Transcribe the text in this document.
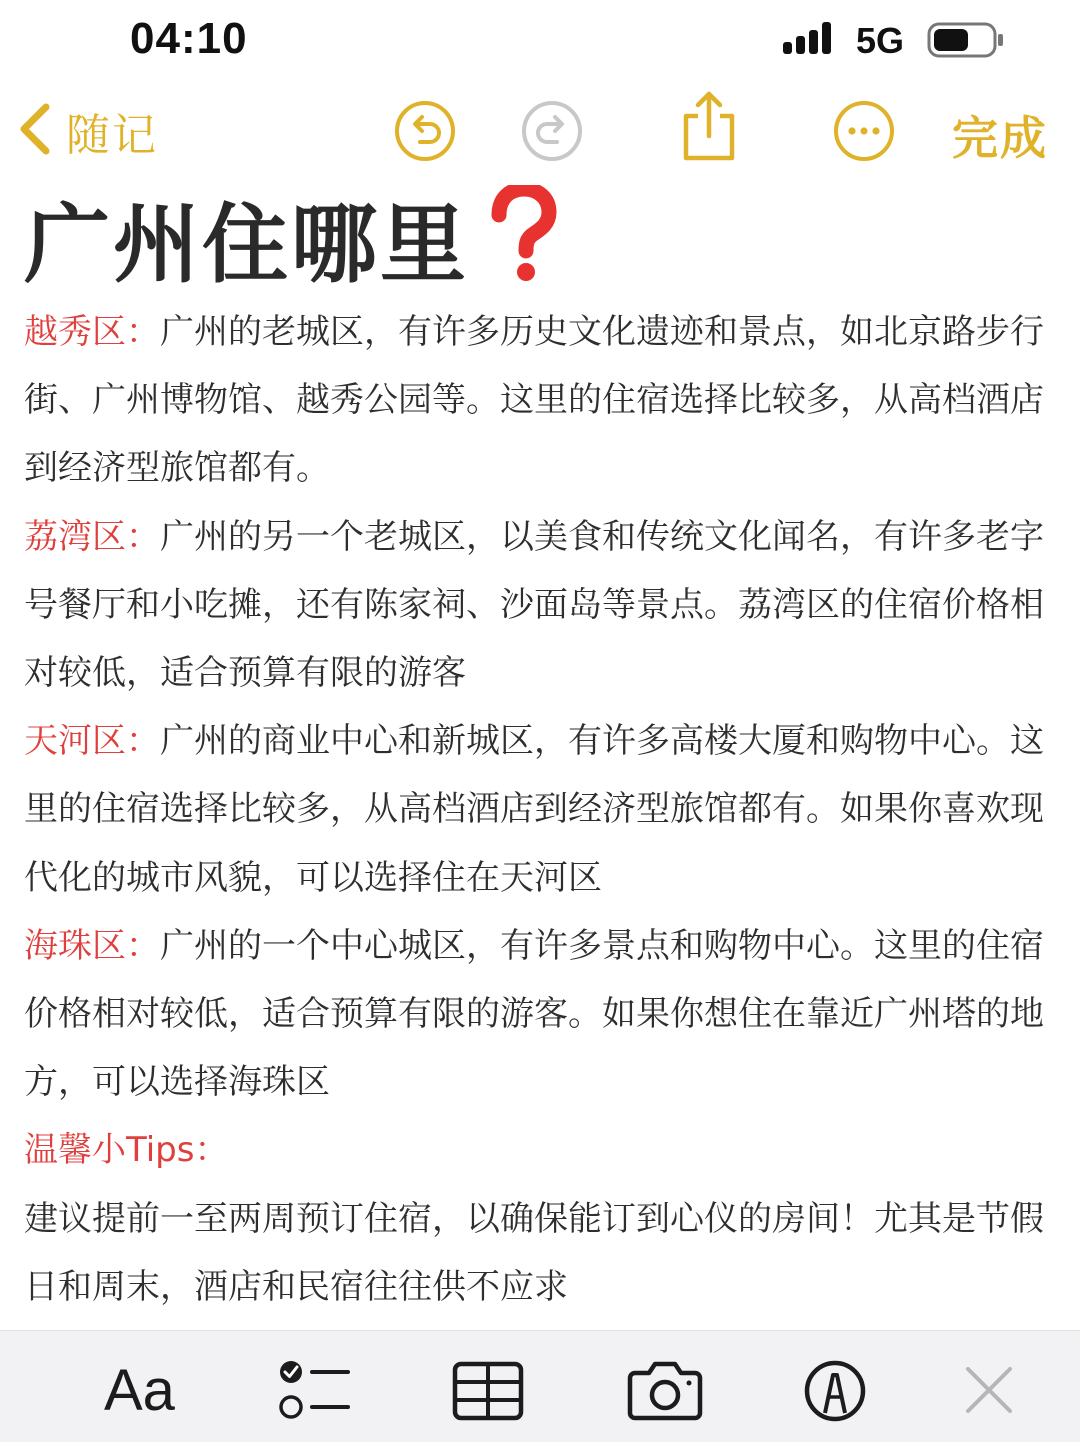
04:10	5G
随记	完成
广州住哪里

越秀区：广州的老城区，有许多历史文化遗迹和景点，如北京路步行街、广州博物馆、越秀公园等。这里的住宿选择比较多，从高档酒店到经济型旅馆都有。

荔湾区：广州的另一个老城区，以美食和传统文化闻名，有许多老字号餐厅和小吃摊，还有陈家祠、沙面岛等景点。荔湾区的住宿价格相对较低，适合预算有限的游客

天河区：广州的商业中心和新城区，有许多高楼大厦和购物中心。这里的住宿选择比较多，从高档酒店到经济型旅馆都有。如果你喜欢现代化的城市风貌，可以选择住在天河区

海珠区：广州的一个中心城区，有许多景点和购物中心。这里的住宿价格相对较低，适合预算有限的游客。如果你想住在靠近广州塔的地方，可以选择海珠区

温馨小Tips：

建议提前一至两周预订住宿，以确保能订到心仪的房间！尤其是节假日和周末，酒店和民宿往往供不应求

Aa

REQUIRED TASK.
The pictures should not be reproduced; quote all of the other material exactly.

WRITTEN RESPONSE.
Transcribe the text in this document.
04:10	5G
随记	完成
广州住哪里

越秀区：广州的老城区，有许多历史文化遗迹和景点，如北京路步行街、广州博物馆、越秀公园等。这里的住宿选择比较多，从高档酒店到经济型旅馆都有。

荔湾区：广州的另一个老城区，以美食和传统文化闻名，有许多老字号餐厅和小吃摊，还有陈家祠、沙面岛等景点。荔湾区的住宿价格相对较低，适合预算有限的游客

天河区：广州的商业中心和新城区，有许多高楼大厦和购物中心。这里的住宿选择比较多，从高档酒店到经济型旅馆都有。如果你喜欢现代化的城市风貌，可以选择住在天河区

海珠区：广州的一个中心城区，有许多景点和购物中心。这里的住宿价格相对较低，适合预算有限的游客。如果你想住在靠近广州塔的地方，可以选择海珠区

温馨小Tips：

建议提前一至两周预订住宿，以确保能订到心仪的房间！尤其是节假日和周末，酒店和民宿往往供不应求

Aa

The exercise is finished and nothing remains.